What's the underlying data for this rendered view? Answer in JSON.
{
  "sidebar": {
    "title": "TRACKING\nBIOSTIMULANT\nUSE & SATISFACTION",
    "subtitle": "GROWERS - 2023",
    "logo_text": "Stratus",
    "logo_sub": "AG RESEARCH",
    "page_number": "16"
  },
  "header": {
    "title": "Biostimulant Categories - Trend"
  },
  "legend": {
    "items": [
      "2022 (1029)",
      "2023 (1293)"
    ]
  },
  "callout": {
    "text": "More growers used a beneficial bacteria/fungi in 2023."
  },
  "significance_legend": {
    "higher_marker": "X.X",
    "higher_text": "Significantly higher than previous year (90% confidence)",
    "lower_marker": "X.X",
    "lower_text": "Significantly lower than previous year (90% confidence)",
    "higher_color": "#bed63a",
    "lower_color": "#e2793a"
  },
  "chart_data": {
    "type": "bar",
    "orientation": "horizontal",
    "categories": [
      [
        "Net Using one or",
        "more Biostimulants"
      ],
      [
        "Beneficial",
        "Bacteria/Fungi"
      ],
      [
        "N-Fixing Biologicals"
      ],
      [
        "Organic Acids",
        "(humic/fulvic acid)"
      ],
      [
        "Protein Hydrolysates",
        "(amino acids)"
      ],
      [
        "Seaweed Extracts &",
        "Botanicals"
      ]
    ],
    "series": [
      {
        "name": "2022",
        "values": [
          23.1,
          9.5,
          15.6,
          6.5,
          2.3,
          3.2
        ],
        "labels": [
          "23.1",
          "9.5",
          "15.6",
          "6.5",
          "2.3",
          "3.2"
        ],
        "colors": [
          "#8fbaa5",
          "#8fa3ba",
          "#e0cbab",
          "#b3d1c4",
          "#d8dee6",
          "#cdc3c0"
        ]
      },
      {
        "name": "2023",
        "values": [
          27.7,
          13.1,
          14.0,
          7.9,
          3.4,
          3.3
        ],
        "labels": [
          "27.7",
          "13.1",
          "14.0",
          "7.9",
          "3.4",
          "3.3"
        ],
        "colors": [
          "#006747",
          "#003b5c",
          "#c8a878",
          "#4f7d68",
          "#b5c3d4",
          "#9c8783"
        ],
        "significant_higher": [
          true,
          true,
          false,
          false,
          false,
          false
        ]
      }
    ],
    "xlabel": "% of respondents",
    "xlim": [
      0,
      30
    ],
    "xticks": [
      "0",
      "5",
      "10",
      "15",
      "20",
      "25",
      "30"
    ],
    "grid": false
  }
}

TASK DIRECTIONS: Identify the lines in the entries that hold "confidence" and return each one.

EXERCISE RESULT:
    "higher_text": "Significantly higher than previous year (90% confidence)",
    "lower_text": "Significantly lower than previous year (90% confidence)",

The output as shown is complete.